» **Excerpted passage**
Sharpening Old Tools: NY Prosecutors Drop the Hammer on Crypto in Innovative Ways
Although government enforcers plainly remain undeterred, reckoning with these thorny legal issues introduces additional complications to any enforcement action. To cut the Gordian knot, New York prosecutors increasingly take a different tack: charging defendants in the cryptocurrency space under neutral statutes that do not require the government to prove that the asset in question is a security or commodity.
June 26, 2023 at 09:43 AM
10 minute read
Special Sections|
Introduction
One of 2023's highest profile, and most contentious, legal debates continues to be the classification of cryptocurrencies and other digital assets: are they securities to be primarily regulated by the Securities and Exchange Commission (SEC)? Or are they commodities potentially subject to the Commodities Futures Trading Commission's (CFTC) jurisdiction? Or are they something else? If so, which digital assets qualify for federal regulation? These questions continue to be litigated, and are at the heart of several widely followed enforcement actions in 2023, including the SEC's recent, high-profile actions against Binance Holdings (Binance) and Coinbase (Coinbase) and their respective affiliates alleging, among other things, that certain digital assets traded on their platforms were securities. Meanwhile, state prosecutors have not shied away from this question. In March 2023, the New York Attorney General brought an enforcement action against the cryptocurrency trading platform KuCoin, alleging that KuCoin, among other things, traded several popular cryptocurrencies on its platform qualifying as either commodities or securities, including, controversially, the popular ETH coin used on the Ethereum blockchain network, but failed to register as a commodities or securities broker-dealer and had falsely represented itself as an "exchange."

» **Your task**
Answer these questions from the article on New York crypto prosecutions.
(a) What kind of statutes do New York prosecutors increasingly use to charge defendants in the cryptocurrency space?
(b) Who brought an enforcement action against KuCoin in March 2023?
(c) Which popular coin did that action controversially include among the cryptocurrencies traded on KuCoin's platform?

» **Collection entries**
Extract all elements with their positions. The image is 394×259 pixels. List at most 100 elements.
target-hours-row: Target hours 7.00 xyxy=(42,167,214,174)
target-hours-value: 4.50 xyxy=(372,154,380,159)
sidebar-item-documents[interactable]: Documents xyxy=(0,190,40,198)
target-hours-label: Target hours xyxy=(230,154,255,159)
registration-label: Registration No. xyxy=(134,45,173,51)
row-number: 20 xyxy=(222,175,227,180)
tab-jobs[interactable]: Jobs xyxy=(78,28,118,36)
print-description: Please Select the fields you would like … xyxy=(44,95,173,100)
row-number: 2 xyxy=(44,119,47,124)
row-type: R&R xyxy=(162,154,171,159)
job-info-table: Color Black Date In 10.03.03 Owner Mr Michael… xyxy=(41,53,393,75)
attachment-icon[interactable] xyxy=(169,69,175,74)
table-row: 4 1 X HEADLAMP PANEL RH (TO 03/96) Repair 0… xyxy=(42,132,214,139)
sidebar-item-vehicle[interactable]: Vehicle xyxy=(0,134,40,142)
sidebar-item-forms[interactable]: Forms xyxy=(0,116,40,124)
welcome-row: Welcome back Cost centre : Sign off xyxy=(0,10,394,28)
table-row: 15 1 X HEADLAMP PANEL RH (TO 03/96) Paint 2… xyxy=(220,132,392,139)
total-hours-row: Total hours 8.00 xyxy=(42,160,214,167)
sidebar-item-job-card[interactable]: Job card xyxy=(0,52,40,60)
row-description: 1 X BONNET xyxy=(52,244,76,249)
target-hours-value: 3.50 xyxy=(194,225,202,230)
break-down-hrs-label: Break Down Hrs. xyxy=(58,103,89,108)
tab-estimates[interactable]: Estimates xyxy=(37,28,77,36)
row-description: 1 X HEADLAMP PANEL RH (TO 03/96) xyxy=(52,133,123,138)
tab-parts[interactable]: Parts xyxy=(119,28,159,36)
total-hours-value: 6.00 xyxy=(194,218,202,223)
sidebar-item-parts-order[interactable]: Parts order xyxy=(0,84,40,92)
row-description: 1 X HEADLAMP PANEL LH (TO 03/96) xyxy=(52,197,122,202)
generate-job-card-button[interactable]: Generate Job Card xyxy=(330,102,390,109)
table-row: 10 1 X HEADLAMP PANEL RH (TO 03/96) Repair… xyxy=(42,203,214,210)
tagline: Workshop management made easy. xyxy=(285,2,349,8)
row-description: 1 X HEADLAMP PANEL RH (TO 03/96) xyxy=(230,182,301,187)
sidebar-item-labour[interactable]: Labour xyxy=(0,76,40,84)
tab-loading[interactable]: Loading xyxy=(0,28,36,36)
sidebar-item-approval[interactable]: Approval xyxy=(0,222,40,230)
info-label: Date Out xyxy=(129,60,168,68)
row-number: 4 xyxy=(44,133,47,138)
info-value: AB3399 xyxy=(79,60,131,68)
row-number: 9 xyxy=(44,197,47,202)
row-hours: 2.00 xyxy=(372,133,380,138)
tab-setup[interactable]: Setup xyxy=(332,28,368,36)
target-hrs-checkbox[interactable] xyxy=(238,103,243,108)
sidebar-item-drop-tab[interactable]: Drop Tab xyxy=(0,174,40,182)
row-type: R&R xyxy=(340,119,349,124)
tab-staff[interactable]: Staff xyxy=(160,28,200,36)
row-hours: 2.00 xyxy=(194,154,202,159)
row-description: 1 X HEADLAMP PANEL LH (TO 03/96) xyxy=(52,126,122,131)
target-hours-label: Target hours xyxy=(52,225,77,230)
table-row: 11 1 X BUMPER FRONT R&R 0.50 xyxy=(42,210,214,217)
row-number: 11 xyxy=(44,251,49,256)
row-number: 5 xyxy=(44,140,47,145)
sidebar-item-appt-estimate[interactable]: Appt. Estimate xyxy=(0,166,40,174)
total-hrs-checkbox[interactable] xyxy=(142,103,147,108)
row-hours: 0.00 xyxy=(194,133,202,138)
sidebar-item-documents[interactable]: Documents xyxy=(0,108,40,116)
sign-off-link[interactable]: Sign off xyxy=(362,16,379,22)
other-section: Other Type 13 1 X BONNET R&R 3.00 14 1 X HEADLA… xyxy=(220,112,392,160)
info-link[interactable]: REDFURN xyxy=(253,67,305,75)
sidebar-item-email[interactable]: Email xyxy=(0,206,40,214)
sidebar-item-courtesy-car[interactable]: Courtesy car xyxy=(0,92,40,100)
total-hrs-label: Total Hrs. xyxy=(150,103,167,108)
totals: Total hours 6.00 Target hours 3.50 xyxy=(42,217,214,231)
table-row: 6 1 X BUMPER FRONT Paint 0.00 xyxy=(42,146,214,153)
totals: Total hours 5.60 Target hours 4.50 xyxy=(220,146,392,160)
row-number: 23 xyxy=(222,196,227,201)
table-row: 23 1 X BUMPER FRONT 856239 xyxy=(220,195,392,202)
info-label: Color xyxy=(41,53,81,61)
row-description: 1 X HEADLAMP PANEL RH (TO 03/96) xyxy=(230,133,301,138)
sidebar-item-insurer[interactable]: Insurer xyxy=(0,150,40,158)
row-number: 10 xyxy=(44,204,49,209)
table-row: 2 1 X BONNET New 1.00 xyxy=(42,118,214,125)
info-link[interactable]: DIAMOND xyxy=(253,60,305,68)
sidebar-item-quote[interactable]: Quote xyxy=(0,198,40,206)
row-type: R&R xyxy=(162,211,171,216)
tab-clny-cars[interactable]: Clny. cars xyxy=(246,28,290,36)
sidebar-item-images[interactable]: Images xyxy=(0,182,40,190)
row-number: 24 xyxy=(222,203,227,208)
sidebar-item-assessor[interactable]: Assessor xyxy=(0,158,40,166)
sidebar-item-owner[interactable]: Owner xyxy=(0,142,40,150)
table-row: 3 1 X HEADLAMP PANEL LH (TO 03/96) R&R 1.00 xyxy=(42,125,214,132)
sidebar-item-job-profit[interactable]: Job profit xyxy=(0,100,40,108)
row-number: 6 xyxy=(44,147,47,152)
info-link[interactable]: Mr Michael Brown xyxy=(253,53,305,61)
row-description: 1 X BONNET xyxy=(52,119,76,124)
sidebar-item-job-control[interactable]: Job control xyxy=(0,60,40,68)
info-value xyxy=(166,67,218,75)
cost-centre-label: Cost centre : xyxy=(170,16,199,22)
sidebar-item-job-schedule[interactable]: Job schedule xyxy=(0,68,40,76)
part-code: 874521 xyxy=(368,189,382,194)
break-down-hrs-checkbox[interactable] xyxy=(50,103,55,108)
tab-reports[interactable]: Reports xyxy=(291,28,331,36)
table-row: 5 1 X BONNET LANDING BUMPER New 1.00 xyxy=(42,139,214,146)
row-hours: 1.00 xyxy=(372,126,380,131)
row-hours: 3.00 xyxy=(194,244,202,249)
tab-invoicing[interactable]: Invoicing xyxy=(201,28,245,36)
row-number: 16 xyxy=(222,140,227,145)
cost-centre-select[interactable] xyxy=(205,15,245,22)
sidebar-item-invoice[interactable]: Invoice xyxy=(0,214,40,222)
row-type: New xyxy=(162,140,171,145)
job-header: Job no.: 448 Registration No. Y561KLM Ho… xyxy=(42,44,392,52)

» **Task result**
(a) Neutral statutes that do not require the government to prove that the asset in question is a security or commodity.
(b) The New York Attorney General.
(c) The ETH coin used on the Ethereum blockchain network.